# Source data:

◇ ◇ ◇ ◇

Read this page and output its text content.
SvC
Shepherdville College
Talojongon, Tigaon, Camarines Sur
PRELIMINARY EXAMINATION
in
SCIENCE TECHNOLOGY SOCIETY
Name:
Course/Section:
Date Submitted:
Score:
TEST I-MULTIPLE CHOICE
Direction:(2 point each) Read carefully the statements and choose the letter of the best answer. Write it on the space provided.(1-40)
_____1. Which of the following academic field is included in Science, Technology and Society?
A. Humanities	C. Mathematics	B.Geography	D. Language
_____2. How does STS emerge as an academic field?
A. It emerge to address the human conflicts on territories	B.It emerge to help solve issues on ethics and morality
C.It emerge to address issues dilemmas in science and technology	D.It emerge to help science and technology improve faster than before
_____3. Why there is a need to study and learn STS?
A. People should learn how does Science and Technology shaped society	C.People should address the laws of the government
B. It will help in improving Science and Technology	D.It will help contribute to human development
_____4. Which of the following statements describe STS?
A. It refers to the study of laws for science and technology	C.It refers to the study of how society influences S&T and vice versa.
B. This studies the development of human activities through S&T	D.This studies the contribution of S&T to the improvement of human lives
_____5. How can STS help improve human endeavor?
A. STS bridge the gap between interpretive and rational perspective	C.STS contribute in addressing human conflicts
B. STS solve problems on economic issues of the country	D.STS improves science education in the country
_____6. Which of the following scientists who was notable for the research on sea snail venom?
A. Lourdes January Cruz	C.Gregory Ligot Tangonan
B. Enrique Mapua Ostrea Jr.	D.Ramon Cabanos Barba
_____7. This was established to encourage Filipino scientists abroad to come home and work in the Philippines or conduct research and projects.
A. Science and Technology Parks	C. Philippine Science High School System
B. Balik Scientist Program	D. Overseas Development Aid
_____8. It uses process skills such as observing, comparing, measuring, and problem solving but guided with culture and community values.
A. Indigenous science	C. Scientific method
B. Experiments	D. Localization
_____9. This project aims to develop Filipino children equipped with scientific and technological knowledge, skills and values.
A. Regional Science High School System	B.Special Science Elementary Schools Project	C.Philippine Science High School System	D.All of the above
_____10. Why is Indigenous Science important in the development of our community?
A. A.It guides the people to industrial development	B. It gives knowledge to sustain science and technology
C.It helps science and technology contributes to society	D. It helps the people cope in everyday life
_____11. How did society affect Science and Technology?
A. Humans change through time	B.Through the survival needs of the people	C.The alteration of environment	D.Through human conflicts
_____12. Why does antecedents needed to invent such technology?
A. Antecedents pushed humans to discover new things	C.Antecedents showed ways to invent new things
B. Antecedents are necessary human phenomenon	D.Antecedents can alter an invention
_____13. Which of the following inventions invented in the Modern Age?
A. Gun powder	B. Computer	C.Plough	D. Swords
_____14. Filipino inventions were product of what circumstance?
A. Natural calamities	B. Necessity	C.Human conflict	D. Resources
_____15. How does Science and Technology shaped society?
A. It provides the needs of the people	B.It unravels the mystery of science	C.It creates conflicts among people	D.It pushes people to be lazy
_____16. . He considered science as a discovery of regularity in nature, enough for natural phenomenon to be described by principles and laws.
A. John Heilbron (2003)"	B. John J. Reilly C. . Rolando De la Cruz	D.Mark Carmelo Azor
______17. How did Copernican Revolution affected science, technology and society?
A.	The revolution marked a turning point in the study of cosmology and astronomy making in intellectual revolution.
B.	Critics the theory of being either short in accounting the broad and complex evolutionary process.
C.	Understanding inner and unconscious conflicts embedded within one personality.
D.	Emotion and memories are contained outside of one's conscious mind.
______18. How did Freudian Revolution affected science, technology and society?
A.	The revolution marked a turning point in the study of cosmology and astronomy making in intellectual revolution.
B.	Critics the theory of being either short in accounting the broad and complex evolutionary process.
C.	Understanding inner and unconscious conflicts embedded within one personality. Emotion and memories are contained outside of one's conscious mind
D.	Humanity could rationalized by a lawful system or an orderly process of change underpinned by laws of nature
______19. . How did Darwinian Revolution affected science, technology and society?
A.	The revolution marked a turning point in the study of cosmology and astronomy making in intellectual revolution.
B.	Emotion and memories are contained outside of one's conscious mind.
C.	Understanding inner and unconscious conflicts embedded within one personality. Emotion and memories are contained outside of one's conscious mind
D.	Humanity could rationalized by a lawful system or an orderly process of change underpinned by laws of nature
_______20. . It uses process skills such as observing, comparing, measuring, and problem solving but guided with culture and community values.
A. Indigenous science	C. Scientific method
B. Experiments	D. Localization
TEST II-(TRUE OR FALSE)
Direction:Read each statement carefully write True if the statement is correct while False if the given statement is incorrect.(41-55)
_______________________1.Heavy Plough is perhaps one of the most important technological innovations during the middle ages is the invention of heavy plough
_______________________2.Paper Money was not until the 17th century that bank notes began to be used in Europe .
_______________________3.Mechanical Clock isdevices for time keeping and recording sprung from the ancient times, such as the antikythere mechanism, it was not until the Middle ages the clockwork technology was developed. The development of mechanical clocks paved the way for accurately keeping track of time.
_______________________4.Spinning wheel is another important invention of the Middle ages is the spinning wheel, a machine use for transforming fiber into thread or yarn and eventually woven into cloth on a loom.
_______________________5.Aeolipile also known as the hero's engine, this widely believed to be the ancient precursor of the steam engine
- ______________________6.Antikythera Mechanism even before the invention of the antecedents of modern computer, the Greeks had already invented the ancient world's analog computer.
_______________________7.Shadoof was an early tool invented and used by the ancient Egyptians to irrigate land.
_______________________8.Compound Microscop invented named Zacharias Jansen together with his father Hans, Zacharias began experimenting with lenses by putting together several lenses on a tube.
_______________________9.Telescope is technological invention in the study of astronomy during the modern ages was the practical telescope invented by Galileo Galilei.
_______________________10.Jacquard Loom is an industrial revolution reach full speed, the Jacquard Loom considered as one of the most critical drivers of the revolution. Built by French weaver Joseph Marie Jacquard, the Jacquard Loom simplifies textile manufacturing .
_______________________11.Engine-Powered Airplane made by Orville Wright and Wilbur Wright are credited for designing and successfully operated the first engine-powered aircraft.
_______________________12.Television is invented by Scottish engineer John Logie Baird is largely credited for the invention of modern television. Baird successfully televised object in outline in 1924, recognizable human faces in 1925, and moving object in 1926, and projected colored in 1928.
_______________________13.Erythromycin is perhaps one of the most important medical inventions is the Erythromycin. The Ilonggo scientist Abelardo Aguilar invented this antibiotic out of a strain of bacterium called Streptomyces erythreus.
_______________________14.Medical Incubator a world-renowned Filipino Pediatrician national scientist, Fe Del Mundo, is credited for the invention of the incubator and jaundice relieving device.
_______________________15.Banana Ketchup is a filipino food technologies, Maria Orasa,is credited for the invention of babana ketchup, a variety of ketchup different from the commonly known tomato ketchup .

◇ ◇ ◇ ◇

# Task item:
Lines containing the string "statements" in the entries above should be counted. State that number alone.

# Your solution:
2